• [CHALLENGE]
Reproduce every line of the material below verbatim, preserving all characters, spacing, and line order.

Dataset records:

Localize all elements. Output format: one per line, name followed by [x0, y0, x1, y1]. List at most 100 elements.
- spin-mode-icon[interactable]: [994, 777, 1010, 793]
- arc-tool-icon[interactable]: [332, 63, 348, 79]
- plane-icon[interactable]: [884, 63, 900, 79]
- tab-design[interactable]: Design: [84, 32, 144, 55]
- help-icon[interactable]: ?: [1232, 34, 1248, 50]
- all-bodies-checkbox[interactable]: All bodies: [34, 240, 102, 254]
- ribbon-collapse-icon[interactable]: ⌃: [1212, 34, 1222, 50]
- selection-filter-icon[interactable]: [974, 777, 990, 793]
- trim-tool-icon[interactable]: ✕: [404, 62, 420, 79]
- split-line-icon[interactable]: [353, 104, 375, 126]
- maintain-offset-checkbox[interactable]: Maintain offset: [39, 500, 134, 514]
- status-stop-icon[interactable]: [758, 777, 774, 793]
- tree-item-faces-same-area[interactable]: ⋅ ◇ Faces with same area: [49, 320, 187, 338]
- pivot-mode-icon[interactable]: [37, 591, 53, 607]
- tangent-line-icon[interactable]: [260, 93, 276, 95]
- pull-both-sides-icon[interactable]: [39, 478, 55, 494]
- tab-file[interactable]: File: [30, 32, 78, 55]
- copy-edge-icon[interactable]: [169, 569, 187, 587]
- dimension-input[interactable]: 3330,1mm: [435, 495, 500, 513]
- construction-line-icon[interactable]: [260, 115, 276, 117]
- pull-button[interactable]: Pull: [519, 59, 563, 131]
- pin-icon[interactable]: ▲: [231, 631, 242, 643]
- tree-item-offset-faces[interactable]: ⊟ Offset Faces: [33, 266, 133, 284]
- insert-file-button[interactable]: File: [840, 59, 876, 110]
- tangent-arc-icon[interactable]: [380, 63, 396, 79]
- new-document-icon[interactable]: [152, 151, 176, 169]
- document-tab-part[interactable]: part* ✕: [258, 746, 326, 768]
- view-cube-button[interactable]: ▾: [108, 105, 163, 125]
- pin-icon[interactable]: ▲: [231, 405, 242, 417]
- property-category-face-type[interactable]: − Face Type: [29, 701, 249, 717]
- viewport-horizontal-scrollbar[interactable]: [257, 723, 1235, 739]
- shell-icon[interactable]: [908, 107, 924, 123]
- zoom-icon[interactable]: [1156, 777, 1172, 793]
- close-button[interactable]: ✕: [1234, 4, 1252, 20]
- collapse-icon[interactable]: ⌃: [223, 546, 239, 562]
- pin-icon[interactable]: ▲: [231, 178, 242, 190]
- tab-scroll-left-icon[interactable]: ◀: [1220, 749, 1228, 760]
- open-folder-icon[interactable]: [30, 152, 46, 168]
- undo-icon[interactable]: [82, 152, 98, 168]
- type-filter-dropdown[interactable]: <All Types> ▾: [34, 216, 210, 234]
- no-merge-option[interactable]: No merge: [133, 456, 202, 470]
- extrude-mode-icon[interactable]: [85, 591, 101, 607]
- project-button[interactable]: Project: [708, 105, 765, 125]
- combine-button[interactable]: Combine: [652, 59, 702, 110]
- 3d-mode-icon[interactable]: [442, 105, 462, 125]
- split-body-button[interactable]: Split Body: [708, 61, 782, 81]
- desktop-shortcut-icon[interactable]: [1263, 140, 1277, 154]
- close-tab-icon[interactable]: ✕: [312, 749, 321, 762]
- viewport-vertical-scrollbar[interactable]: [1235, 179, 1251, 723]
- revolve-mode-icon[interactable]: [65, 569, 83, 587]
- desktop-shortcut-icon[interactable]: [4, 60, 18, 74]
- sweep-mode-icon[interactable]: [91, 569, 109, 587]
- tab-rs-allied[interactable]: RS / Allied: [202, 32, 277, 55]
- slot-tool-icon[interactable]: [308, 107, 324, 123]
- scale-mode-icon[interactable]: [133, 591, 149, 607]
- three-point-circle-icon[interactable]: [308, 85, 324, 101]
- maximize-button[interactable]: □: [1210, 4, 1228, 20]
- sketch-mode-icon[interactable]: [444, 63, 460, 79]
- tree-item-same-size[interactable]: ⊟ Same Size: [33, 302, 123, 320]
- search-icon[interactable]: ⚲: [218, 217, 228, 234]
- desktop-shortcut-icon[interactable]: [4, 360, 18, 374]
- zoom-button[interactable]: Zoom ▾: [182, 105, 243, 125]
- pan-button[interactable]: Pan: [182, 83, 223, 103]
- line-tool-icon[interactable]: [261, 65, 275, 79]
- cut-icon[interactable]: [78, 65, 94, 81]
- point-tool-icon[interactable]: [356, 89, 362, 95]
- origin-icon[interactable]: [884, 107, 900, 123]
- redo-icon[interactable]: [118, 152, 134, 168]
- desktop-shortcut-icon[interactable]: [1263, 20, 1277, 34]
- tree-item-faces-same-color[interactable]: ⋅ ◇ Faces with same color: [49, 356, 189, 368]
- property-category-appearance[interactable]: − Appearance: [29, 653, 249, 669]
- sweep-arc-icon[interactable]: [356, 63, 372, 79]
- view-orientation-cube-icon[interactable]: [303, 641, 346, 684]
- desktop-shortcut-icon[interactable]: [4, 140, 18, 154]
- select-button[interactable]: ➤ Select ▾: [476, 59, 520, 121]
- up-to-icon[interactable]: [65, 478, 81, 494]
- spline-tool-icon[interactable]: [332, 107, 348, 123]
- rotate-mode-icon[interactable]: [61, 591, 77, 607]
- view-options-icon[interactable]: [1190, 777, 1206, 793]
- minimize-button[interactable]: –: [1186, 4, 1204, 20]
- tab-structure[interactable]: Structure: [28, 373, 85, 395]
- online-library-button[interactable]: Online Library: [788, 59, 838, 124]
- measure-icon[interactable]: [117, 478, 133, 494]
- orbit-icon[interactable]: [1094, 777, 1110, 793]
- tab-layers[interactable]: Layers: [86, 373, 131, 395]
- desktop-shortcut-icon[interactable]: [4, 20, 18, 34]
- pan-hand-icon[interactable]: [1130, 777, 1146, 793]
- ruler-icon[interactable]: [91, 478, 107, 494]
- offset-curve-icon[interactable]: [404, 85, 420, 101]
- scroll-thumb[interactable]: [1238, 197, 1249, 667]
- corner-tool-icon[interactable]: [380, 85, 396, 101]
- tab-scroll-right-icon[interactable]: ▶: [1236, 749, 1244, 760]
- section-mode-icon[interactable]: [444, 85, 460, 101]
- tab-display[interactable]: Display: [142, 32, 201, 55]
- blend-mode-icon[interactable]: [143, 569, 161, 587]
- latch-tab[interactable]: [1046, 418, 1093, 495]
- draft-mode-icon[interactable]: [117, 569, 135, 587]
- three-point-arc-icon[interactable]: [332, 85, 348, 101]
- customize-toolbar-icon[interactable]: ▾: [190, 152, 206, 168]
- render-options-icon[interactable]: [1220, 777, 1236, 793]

• [ANSWER FOR THE TASK]
Localize all elements. Output format: one per line, name followed by [x0, y0, x1, y1]. List at most 100 elements.
- spin-mode-icon[interactable]: [994, 777, 1010, 793]
- arc-tool-icon[interactable]: [332, 63, 348, 79]
- plane-icon[interactable]: [884, 63, 900, 79]
- tab-design[interactable]: Design: [84, 32, 144, 55]
- help-icon[interactable]: ?: [1232, 34, 1248, 50]
- all-bodies-checkbox[interactable]: All bodies: [34, 240, 102, 254]
- ribbon-collapse-icon[interactable]: ⌃: [1212, 34, 1222, 50]
- selection-filter-icon[interactable]: [974, 777, 990, 793]
- trim-tool-icon[interactable]: ✕: [404, 62, 420, 79]
- split-line-icon[interactable]: [353, 104, 375, 126]
- maintain-offset-checkbox[interactable]: Maintain offset: [39, 500, 134, 514]
- status-stop-icon[interactable]: [758, 777, 774, 793]
- tree-item-faces-same-area[interactable]: ⋅ ◇ Faces with same area: [49, 320, 187, 338]
- pivot-mode-icon[interactable]: [37, 591, 53, 607]
- tangent-line-icon[interactable]: [260, 93, 276, 95]
- pull-both-sides-icon[interactable]: [39, 478, 55, 494]
- tab-file[interactable]: File: [30, 32, 78, 55]
- copy-edge-icon[interactable]: [169, 569, 187, 587]
- dimension-input[interactable]: 3330,1mm: [435, 495, 500, 513]
- construction-line-icon[interactable]: [260, 115, 276, 117]
- pull-button[interactable]: Pull: [519, 59, 563, 131]
- pin-icon[interactable]: ▲: [231, 631, 242, 643]
- tree-item-offset-faces[interactable]: ⊟ Offset Faces: [33, 266, 133, 284]
- insert-file-button[interactable]: File: [840, 59, 876, 110]
- tangent-arc-icon[interactable]: [380, 63, 396, 79]
- new-document-icon[interactable]: [152, 151, 176, 169]
- document-tab-part[interactable]: part* ✕: [258, 746, 326, 768]
- view-cube-button[interactable]: ▾: [108, 105, 163, 125]
- pin-icon[interactable]: ▲: [231, 405, 242, 417]
- property-category-face-type[interactable]: − Face Type: [29, 701, 249, 717]
- viewport-horizontal-scrollbar[interactable]: [257, 723, 1235, 739]
- shell-icon[interactable]: [908, 107, 924, 123]
- zoom-icon[interactable]: [1156, 777, 1172, 793]
- close-button[interactable]: ✕: [1234, 4, 1252, 20]
- collapse-icon[interactable]: ⌃: [223, 546, 239, 562]
- pin-icon[interactable]: ▲: [231, 178, 242, 190]
- tab-scroll-left-icon[interactable]: ◀: [1220, 749, 1228, 760]
- open-folder-icon[interactable]: [30, 152, 46, 168]
- undo-icon[interactable]: [82, 152, 98, 168]
- type-filter-dropdown[interactable]: <All Types> ▾: [34, 216, 210, 234]
- no-merge-option[interactable]: No merge: [133, 456, 202, 470]
- extrude-mode-icon[interactable]: [85, 591, 101, 607]
- project-button[interactable]: Project: [708, 105, 765, 125]
- combine-button[interactable]: Combine: [652, 59, 702, 110]
- 3d-mode-icon[interactable]: [442, 105, 462, 125]
- split-body-button[interactable]: Split Body: [708, 61, 782, 81]
- desktop-shortcut-icon[interactable]: [1263, 140, 1277, 154]
- close-tab-icon[interactable]: ✕: [312, 749, 321, 762]
- viewport-vertical-scrollbar[interactable]: [1235, 179, 1251, 723]
- revolve-mode-icon[interactable]: [65, 569, 83, 587]
- desktop-shortcut-icon[interactable]: [4, 60, 18, 74]
- sweep-mode-icon[interactable]: [91, 569, 109, 587]
- tab-rs-allied[interactable]: RS / Allied: [202, 32, 277, 55]
- slot-tool-icon[interactable]: [308, 107, 324, 123]
- scale-mode-icon[interactable]: [133, 591, 149, 607]
- three-point-circle-icon[interactable]: [308, 85, 324, 101]
- maximize-button[interactable]: □: [1210, 4, 1228, 20]
- sketch-mode-icon[interactable]: [444, 63, 460, 79]
- tree-item-same-size[interactable]: ⊟ Same Size: [33, 302, 123, 320]
- search-icon[interactable]: ⚲: [218, 217, 228, 234]
- desktop-shortcut-icon[interactable]: [4, 360, 18, 374]
- zoom-button[interactable]: Zoom ▾: [182, 105, 243, 125]
- pan-button[interactable]: Pan: [182, 83, 223, 103]
- line-tool-icon[interactable]: [261, 65, 275, 79]
- cut-icon[interactable]: [78, 65, 94, 81]
- point-tool-icon[interactable]: [356, 89, 362, 95]
- origin-icon[interactable]: [884, 107, 900, 123]
- redo-icon[interactable]: [118, 152, 134, 168]
- desktop-shortcut-icon[interactable]: [1263, 20, 1277, 34]
- tree-item-faces-same-color[interactable]: ⋅ ◇ Faces with same color: [49, 356, 189, 368]
- property-category-appearance[interactable]: − Appearance: [29, 653, 249, 669]
- sweep-arc-icon[interactable]: [356, 63, 372, 79]
- view-orientation-cube-icon[interactable]: [303, 641, 346, 684]
- desktop-shortcut-icon[interactable]: [4, 140, 18, 154]
- select-button[interactable]: ➤ Select ▾: [476, 59, 520, 121]
- up-to-icon[interactable]: [65, 478, 81, 494]
- spline-tool-icon[interactable]: [332, 107, 348, 123]
- rotate-mode-icon[interactable]: [61, 591, 77, 607]
- view-options-icon[interactable]: [1190, 777, 1206, 793]
- minimize-button[interactable]: –: [1186, 4, 1204, 20]
- tab-structure[interactable]: Structure: [28, 373, 85, 395]
- online-library-button[interactable]: Online Library: [788, 59, 838, 124]
- measure-icon[interactable]: [117, 478, 133, 494]
- orbit-icon[interactable]: [1094, 777, 1110, 793]
- tab-layers[interactable]: Layers: [86, 373, 131, 395]
- desktop-shortcut-icon[interactable]: [4, 20, 18, 34]
- pan-hand-icon[interactable]: [1130, 777, 1146, 793]
- ruler-icon[interactable]: [91, 478, 107, 494]
- offset-curve-icon[interactable]: [404, 85, 420, 101]
- scroll-thumb[interactable]: [1238, 197, 1249, 667]
- corner-tool-icon[interactable]: [380, 85, 396, 101]
- tab-scroll-right-icon[interactable]: ▶: [1236, 749, 1244, 760]
- section-mode-icon[interactable]: [444, 85, 460, 101]
- tab-display[interactable]: Display: [142, 32, 201, 55]
- blend-mode-icon[interactable]: [143, 569, 161, 587]
- latch-tab[interactable]: [1046, 418, 1093, 495]
- draft-mode-icon[interactable]: [117, 569, 135, 587]
- three-point-arc-icon[interactable]: [332, 85, 348, 101]
- customize-toolbar-icon[interactable]: ▾: [190, 152, 206, 168]
- render-options-icon[interactable]: [1220, 777, 1236, 793]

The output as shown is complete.